> [Aim of the task]: Wherever a line holds the string "familiar", copy that line.

> [Materials provided]:

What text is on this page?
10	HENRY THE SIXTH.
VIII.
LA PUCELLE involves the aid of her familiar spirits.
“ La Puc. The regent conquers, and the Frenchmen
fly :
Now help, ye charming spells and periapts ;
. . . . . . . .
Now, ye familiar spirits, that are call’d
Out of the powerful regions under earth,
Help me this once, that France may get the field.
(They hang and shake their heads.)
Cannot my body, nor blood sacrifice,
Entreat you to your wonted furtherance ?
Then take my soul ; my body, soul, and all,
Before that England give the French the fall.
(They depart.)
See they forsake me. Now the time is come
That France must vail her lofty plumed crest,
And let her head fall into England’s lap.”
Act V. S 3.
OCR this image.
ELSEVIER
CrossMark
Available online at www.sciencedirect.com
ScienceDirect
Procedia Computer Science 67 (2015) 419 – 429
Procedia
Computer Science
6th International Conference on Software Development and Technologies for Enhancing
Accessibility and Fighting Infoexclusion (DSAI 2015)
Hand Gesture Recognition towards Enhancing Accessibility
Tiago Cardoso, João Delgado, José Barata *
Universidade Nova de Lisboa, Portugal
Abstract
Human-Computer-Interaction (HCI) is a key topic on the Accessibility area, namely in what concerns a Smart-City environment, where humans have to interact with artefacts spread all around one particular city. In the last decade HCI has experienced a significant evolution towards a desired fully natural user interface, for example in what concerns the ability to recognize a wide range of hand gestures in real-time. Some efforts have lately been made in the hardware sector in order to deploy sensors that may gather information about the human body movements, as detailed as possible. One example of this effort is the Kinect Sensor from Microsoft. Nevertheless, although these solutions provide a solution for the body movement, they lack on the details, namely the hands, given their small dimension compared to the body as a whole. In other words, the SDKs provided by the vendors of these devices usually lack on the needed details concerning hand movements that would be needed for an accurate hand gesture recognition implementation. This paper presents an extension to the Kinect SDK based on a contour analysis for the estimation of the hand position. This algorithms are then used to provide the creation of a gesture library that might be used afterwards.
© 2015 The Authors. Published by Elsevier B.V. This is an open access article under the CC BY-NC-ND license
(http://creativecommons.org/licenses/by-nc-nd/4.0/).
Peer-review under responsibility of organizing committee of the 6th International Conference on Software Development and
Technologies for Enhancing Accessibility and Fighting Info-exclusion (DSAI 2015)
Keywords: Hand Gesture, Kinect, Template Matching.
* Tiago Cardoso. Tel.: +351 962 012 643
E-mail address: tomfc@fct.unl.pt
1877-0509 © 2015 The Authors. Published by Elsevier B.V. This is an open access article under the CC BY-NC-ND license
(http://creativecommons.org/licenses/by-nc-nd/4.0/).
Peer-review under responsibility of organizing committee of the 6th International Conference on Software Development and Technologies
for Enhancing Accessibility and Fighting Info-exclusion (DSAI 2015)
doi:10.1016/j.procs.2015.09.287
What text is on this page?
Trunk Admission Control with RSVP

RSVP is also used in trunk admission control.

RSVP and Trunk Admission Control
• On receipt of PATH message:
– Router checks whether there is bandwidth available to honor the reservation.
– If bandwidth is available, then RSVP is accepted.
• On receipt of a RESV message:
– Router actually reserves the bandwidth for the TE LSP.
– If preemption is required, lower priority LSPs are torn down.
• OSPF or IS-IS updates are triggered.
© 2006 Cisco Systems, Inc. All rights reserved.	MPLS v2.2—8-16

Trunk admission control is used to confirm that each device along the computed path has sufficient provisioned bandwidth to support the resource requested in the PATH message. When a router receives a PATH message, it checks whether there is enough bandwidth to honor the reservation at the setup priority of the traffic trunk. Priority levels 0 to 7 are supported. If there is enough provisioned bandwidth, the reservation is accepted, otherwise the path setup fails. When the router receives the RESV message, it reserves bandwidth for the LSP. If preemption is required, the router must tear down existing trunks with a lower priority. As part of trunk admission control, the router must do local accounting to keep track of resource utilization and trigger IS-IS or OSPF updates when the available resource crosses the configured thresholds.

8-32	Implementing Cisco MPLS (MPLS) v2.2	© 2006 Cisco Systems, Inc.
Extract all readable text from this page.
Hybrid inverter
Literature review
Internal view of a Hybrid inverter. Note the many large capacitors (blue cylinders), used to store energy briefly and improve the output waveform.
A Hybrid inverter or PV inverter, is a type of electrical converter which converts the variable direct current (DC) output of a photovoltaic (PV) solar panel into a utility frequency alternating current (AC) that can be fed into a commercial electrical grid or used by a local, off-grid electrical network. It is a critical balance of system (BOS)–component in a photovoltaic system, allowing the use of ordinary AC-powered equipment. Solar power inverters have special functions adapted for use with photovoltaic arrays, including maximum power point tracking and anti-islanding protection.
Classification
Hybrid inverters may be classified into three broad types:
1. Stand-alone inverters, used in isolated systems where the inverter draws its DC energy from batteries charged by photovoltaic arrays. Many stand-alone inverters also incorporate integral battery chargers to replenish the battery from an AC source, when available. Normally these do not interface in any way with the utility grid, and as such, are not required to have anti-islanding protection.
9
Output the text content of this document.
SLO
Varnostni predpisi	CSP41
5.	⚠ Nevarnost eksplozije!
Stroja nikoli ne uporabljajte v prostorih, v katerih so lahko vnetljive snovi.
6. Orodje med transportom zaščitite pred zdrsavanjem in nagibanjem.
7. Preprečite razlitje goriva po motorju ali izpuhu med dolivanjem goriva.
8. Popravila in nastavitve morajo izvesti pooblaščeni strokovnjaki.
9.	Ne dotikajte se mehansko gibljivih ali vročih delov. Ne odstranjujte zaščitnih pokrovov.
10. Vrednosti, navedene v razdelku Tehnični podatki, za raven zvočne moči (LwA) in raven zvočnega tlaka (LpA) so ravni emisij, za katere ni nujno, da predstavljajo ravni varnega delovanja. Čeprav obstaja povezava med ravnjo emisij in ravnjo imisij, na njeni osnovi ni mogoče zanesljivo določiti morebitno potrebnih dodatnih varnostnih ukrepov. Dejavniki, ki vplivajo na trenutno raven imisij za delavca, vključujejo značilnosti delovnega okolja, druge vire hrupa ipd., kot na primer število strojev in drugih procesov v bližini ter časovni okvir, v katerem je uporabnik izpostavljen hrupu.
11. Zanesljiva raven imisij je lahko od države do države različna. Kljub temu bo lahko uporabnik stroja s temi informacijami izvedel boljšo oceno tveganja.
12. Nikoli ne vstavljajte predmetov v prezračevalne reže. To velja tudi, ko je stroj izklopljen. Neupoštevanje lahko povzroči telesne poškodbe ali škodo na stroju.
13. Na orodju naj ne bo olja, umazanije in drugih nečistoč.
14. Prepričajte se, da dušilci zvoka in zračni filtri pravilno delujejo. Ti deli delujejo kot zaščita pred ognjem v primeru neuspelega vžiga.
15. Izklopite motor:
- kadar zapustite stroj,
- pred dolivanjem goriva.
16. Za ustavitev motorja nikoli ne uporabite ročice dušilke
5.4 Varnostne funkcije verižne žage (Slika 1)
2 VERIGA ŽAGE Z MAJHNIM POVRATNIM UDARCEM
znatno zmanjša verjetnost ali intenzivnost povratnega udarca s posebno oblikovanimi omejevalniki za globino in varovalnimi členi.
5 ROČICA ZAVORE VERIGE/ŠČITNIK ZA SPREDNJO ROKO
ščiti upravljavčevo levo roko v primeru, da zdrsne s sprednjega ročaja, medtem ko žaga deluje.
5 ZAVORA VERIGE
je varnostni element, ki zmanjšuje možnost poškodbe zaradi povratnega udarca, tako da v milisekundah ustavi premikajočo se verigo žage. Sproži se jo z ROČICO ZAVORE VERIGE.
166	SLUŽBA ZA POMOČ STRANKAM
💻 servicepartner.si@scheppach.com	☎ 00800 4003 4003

> [Solution to this exercise]:
LA PUCELLE involves the aid of her familiar spirits.
Now, ye familiar spirits, that are call’d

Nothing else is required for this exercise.